Task directions:
In the entries that follow, find the word "Spaces" and report each line it is on.

Dataset:
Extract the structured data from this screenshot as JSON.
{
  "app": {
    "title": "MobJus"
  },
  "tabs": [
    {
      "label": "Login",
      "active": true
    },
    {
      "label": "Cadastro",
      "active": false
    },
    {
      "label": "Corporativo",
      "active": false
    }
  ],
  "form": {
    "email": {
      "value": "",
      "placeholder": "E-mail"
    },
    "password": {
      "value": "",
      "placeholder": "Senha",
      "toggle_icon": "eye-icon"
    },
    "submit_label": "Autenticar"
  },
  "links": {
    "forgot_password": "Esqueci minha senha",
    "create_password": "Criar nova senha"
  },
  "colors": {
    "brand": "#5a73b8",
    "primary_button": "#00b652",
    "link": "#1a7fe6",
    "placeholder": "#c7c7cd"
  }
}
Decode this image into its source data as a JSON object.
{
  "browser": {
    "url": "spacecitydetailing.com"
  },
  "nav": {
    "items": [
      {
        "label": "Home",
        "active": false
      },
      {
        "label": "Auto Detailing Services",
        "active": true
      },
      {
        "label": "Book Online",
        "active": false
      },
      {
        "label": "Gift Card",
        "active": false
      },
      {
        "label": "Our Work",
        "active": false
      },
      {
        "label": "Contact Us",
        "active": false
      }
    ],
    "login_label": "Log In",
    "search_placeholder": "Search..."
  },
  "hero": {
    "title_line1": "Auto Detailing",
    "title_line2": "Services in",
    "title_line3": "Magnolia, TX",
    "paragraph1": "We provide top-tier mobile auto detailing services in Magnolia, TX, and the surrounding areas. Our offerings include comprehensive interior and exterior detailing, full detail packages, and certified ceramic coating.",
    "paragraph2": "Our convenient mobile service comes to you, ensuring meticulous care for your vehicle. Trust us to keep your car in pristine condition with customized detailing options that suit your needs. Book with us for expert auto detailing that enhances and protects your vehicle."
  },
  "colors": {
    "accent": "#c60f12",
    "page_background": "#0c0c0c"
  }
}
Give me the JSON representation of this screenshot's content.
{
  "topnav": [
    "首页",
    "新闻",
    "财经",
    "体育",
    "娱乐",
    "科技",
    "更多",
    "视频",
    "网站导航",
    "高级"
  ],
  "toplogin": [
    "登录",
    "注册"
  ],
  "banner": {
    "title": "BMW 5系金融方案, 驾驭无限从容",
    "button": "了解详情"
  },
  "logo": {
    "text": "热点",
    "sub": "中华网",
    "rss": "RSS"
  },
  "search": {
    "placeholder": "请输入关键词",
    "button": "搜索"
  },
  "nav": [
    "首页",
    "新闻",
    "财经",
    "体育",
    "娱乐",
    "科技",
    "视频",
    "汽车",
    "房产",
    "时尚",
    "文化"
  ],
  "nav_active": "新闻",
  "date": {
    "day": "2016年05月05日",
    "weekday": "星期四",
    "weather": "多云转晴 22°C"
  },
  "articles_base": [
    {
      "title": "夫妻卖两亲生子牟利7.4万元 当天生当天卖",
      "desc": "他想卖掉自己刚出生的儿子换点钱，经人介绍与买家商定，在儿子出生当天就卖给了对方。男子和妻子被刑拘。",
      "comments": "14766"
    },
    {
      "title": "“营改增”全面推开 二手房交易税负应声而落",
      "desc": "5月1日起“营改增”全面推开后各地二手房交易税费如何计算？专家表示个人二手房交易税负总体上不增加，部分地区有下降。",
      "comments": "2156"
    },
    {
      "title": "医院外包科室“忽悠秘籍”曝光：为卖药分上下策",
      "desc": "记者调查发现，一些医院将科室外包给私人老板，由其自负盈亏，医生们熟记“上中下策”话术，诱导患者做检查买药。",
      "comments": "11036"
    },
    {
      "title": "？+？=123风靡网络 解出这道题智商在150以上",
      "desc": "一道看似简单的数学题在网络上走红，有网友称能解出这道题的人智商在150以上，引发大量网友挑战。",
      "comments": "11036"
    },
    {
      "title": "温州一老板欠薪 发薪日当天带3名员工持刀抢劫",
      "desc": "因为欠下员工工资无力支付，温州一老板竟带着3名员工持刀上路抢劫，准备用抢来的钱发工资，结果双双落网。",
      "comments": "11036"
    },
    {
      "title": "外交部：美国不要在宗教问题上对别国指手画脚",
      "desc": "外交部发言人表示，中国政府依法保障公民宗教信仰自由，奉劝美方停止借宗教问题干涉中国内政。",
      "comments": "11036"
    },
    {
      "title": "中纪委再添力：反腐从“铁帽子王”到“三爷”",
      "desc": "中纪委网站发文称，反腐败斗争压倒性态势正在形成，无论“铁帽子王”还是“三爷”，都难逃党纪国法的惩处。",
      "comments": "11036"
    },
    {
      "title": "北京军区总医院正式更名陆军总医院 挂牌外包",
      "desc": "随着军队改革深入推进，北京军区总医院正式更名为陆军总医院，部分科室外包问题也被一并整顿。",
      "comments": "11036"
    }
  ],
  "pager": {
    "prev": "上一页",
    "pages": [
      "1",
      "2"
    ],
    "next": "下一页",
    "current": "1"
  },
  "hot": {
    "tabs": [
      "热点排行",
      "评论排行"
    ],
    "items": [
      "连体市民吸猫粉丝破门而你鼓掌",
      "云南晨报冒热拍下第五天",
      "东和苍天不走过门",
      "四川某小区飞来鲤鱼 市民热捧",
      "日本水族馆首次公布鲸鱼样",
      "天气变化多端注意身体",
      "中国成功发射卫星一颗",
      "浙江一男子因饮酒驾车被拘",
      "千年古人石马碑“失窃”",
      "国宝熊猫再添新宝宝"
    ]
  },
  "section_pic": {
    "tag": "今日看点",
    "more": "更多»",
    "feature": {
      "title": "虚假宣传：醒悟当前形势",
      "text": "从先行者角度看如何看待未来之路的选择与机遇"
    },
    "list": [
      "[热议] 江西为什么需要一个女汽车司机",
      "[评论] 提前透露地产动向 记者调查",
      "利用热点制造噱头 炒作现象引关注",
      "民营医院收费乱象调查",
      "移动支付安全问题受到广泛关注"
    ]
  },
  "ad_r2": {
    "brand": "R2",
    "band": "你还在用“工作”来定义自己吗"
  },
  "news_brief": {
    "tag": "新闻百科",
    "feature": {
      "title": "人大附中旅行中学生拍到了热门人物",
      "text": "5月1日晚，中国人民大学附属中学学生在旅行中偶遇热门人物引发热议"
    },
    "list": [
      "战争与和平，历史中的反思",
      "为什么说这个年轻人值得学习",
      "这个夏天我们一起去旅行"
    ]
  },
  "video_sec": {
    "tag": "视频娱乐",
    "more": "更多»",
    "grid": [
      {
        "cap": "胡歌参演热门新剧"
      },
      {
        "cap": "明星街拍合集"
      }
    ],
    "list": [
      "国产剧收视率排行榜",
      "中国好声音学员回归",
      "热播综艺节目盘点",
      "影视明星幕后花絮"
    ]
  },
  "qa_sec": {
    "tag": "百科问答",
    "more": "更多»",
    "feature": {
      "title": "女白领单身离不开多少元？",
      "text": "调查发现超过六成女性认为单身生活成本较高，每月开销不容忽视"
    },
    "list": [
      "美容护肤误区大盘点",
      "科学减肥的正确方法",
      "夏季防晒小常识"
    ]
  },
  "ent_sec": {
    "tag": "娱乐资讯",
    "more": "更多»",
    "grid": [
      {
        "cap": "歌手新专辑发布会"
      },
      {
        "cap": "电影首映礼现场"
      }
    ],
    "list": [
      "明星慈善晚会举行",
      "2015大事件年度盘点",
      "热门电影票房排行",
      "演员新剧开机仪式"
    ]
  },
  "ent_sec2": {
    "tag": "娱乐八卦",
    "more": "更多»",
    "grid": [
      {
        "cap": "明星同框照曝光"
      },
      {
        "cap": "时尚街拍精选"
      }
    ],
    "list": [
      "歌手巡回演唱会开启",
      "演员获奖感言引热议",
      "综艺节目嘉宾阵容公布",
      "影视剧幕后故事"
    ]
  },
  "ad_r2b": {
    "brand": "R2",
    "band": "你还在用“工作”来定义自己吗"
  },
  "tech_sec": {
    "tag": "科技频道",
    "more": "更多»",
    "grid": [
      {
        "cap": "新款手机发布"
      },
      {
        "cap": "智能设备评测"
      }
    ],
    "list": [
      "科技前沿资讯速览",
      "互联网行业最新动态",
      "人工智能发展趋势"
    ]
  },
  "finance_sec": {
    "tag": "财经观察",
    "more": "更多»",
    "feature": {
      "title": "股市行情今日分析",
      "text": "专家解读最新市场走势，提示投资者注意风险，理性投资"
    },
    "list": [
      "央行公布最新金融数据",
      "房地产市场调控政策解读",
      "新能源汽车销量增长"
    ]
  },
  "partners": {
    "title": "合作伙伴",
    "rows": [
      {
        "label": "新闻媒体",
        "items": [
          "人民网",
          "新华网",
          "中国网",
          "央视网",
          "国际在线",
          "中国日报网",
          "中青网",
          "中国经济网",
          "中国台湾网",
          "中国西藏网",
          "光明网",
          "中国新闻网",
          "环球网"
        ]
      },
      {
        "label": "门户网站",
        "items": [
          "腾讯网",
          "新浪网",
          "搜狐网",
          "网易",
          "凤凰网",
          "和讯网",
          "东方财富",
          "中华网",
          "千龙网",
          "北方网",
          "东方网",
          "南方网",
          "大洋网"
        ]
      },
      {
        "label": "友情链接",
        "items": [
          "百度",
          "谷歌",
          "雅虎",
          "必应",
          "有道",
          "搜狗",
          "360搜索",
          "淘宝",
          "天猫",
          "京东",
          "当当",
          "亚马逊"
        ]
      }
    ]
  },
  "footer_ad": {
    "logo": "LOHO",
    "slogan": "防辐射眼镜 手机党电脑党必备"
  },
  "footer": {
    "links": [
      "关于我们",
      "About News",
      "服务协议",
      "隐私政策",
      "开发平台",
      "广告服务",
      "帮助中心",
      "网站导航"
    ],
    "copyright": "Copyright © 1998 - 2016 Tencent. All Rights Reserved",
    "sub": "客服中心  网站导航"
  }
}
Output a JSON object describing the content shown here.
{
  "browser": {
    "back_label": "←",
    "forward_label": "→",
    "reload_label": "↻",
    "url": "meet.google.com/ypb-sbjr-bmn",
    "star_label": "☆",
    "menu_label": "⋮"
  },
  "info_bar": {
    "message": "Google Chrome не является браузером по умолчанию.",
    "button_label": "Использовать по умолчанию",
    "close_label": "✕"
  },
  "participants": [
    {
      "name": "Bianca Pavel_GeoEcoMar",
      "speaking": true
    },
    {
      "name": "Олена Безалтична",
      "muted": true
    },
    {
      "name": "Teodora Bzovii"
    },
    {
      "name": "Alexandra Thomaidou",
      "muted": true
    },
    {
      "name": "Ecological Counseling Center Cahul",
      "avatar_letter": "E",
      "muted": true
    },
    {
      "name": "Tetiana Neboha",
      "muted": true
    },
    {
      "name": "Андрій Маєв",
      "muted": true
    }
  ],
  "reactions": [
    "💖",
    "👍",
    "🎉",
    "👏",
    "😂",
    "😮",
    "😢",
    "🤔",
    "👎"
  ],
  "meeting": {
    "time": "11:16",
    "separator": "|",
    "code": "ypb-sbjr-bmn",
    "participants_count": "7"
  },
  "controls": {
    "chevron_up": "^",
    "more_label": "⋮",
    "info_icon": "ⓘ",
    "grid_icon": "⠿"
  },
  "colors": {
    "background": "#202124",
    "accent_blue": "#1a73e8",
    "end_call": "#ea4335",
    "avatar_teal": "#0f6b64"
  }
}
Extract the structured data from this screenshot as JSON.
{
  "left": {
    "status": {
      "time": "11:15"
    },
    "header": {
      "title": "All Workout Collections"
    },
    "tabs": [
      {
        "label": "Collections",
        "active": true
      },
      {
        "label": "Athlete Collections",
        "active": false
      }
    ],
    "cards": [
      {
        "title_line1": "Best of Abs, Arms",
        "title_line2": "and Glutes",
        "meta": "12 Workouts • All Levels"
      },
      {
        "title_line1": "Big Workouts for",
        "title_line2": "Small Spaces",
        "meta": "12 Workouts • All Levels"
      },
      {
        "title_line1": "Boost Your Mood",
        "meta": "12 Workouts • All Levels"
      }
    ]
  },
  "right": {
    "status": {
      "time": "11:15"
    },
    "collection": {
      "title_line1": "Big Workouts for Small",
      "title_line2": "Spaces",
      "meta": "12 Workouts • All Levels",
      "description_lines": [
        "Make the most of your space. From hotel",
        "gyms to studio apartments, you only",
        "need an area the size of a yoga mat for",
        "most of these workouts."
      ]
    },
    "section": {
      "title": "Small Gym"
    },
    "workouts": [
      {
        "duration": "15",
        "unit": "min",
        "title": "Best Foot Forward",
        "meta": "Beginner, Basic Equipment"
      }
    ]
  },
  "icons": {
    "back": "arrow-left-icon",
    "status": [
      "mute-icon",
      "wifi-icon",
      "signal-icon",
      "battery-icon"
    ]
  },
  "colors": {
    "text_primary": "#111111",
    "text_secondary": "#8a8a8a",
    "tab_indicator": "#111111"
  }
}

Written response:
        "title_line2": "Small Spaces",
      "title_line2": "Spaces",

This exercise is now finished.